* _Aim_
Skip every picture and transcribe the remaining material exactly.
--- Start ---
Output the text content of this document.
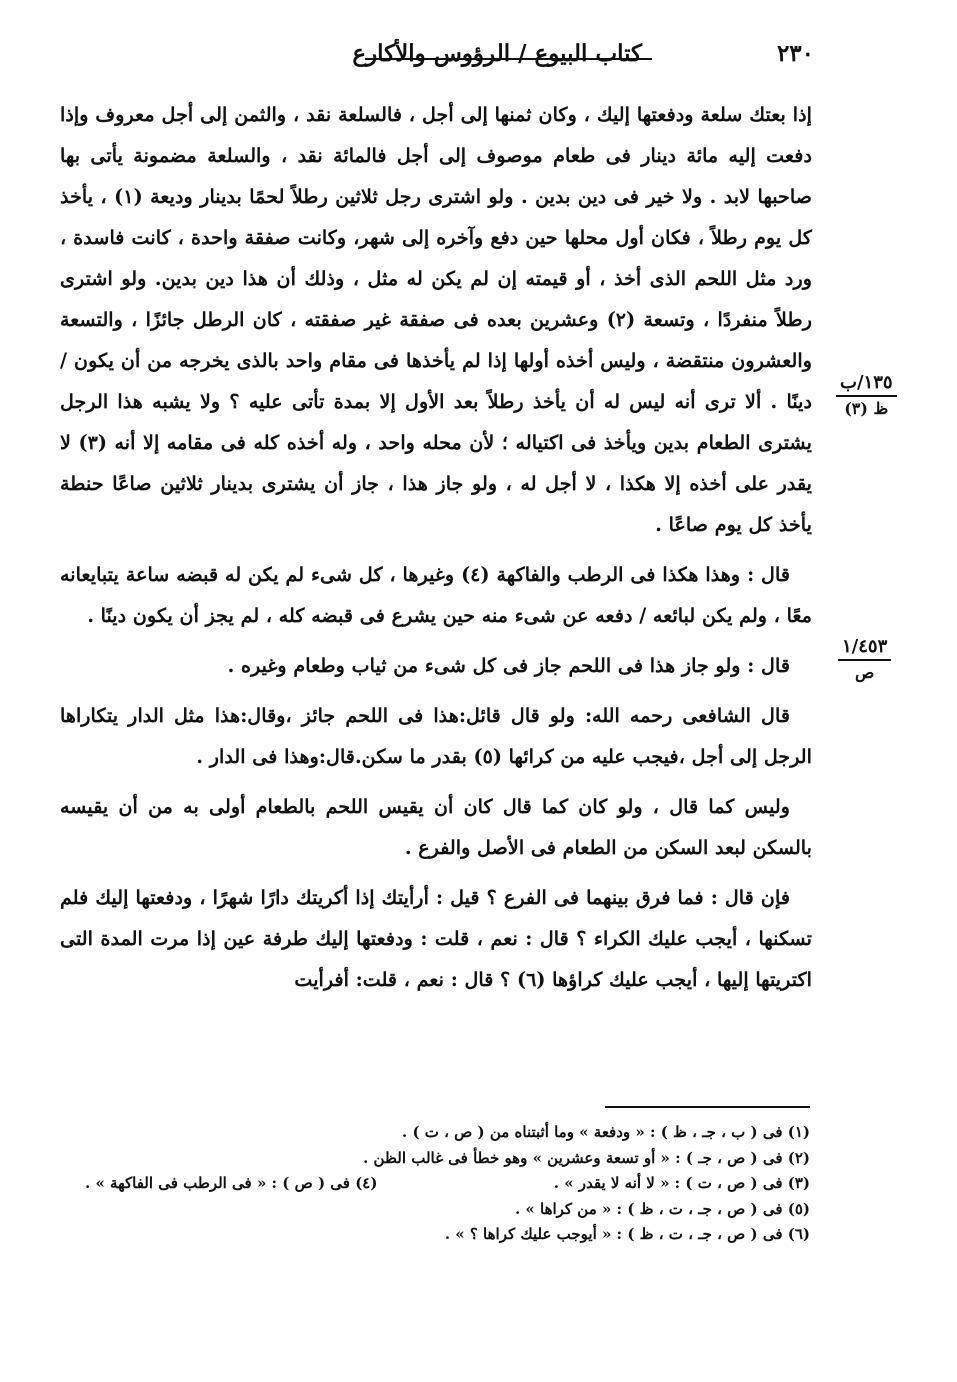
٢٣٠
كتاب البيوع / الرؤوس والأكارع

إذا بعتك سلعة ودفعتها إليك ، وكان ثمنها إلى أجل ، فالسلعة نقد ، والثمن إلى أجل معروف وإذا دفعت إليه مائة دينار فى طعام موصوف إلى أجل فالمائة نقد ، والسلعة مضمونة يأتى بها صاحبها لابد . ولا خير فى دين بدين . ولو اشترى رجل ثلاثين رطلاً لحمًا بدينار وديعة (١) ، يأخذ كل يوم رطلاً ، فكان أول محلها حين دفع وآخره إلى شهر، وكانت صفقة واحدة ، كانت فاسدة ، ورد مثل اللحم الذى أخذ ، أو قيمته إن لم يكن له مثل ، وذلك أن هذا دين بدين. ولو اشترى رطلاً منفردًا ، وتسعة (٢) وعشرين بعده فى صفقة غير صفقته ، كان الرطل جائزًا ، والتسعة والعشرون منتقضة ، وليس أخذه أولها إذا لم يأخذها فى مقام واحد بالذى يخرجه من أن يكون / دينًا . ألا ترى أنه ليس له أن يأخذ رطلاً بعد الأول إلا بمدة تأتى عليه ؟ ولا يشبه هذا الرجل يشترى الطعام بدين ويأخذ فى اكتياله ؛ لأن محله واحد ، وله أخذه كله فى مقامه إلا أنه (٣) لا يقدر على أخذه إلا هكذا ، لا أجل له ، ولو جاز هذا ، جاز أن يشترى بدينار ثلاثين صاعًا حنطة يأخذ كل يوم صاعًا .

قال : وهذا هكذا فى الرطب والفاكهة (٤) وغيرها ، كل شىء لم يكن له قبضه ساعة يتبايعانه معًا ، ولم يكن لبائعه / دفعه عن شىء منه حين يشرع فى قبضه كله ، لم يجز أن يكون دينًا .

قال : ولو جاز هذا فى اللحم جاز فى كل شىء من ثياب وطعام وغيره .

قال الشافعى رحمه الله: ولو قال قائل:هذا فى اللحم جائز ،وقال:هذا مثل الدار يتكاراها الرجل إلى أجل ،فيجب عليه من كرائها (٥) بقدر ما سكن.قال:وهذا فى الدار .

وليس كما قال ، ولو كان كما قال كان أن يقيس اللحم بالطعام أولى به من أن يقيسه بالسكن لبعد السكن من الطعام فى الأصل والفرع .

فإن قال : فما فرق بينهما فى الفرع ؟ قيل : أرأيتك إذا أكريتك دارًا شهرًا ، ودفعتها إليك فلم تسكنها ، أيجب عليك الكراء ؟ قال : نعم ، قلت : ودفعتها إليك طرفة عين إذا مرت المدة التى اكتريتها إليها ، أيجب عليك كراؤها (٦) ؟ قال : نعم ، قلت: أفرأيت

١٣٥/ب
ظ (٣)
١/٤٥٣
ص
(١) فى ( ب ، جـ ، ظ ) : « ودفعة » وما أثبتناه من ( ص ، ت ) .
(٢) فى ( ص ، جـ ) : « أو تسعة وعشرين » وهو خطأ فى غالب الظن .
(٣) فى ( ص ، ت ) : « لا أنه لا يقدر » .
(٤) فى ( ص ) : « فى الرطب فى الفاكهة » .
(٥) فى ( ص ، جـ ، ت ، ظ ) : « من كراها » .
(٦) فى ( ص ، جـ ، ت ، ظ ) : « أيوجب عليك كراها ؟ » .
--- End ---
* _Solution to the problem_
Output the text content of this document.
٢٣٠
كتاب البيوع / الرؤوس والأكارع

إذا بعتك سلعة ودفعتها إليك ، وكان ثمنها إلى أجل ، فالسلعة نقد ، والثمن إلى أجل معروف وإذا دفعت إليه مائة دينار فى طعام موصوف إلى أجل فالمائة نقد ، والسلعة مضمونة يأتى بها صاحبها لابد . ولا خير فى دين بدين . ولو اشترى رجل ثلاثين رطلاً لحمًا بدينار وديعة (١) ، يأخذ كل يوم رطلاً ، فكان أول محلها حين دفع وآخره إلى شهر، وكانت صفقة واحدة ، كانت فاسدة ، ورد مثل اللحم الذى أخذ ، أو قيمته إن لم يكن له مثل ، وذلك أن هذا دين بدين. ولو اشترى رطلاً منفردًا ، وتسعة (٢) وعشرين بعده فى صفقة غير صفقته ، كان الرطل جائزًا ، والتسعة والعشرون منتقضة ، وليس أخذه أولها إذا لم يأخذها فى مقام واحد بالذى يخرجه من أن يكون / دينًا . ألا ترى أنه ليس له أن يأخذ رطلاً بعد الأول إلا بمدة تأتى عليه ؟ ولا يشبه هذا الرجل يشترى الطعام بدين ويأخذ فى اكتياله ؛ لأن محله واحد ، وله أخذه كله فى مقامه إلا أنه (٣) لا يقدر على أخذه إلا هكذا ، لا أجل له ، ولو جاز هذا ، جاز أن يشترى بدينار ثلاثين صاعًا حنطة يأخذ كل يوم صاعًا .

قال : وهذا هكذا فى الرطب والفاكهة (٤) وغيرها ، كل شىء لم يكن له قبضه ساعة يتبايعانه معًا ، ولم يكن لبائعه / دفعه عن شىء منه حين يشرع فى قبضه كله ، لم يجز أن يكون دينًا .

قال : ولو جاز هذا فى اللحم جاز فى كل شىء من ثياب وطعام وغيره .

قال الشافعى رحمه الله: ولو قال قائل:هذا فى اللحم جائز ،وقال:هذا مثل الدار يتكاراها الرجل إلى أجل ،فيجب عليه من كرائها (٥) بقدر ما سكن.قال:وهذا فى الدار .

وليس كما قال ، ولو كان كما قال كان أن يقيس اللحم بالطعام أولى به من أن يقيسه بالسكن لبعد السكن من الطعام فى الأصل والفرع .

فإن قال : فما فرق بينهما فى الفرع ؟ قيل : أرأيتك إذا أكريتك دارًا شهرًا ، ودفعتها إليك فلم تسكنها ، أيجب عليك الكراء ؟ قال : نعم ، قلت : ودفعتها إليك طرفة عين إذا مرت المدة التى اكتريتها إليها ، أيجب عليك كراؤها (٦) ؟ قال : نعم ، قلت: أفرأيت

١٣٥/ب
ظ (٣)
١/٤٥٣
ص
(١) فى ( ب ، جـ ، ظ ) : « ودفعة » وما أثبتناه من ( ص ، ت ) .
(٢) فى ( ص ، جـ ) : « أو تسعة وعشرين » وهو خطأ فى غالب الظن .
(٣) فى ( ص ، ت ) : « لا أنه لا يقدر » .
(٤) فى ( ص ) : « فى الرطب فى الفاكهة » .
(٥) فى ( ص ، جـ ، ت ، ظ ) : « من كراها » .
(٦) فى ( ص ، جـ ، ت ، ظ ) : « أيوجب عليك كراها ؟ » .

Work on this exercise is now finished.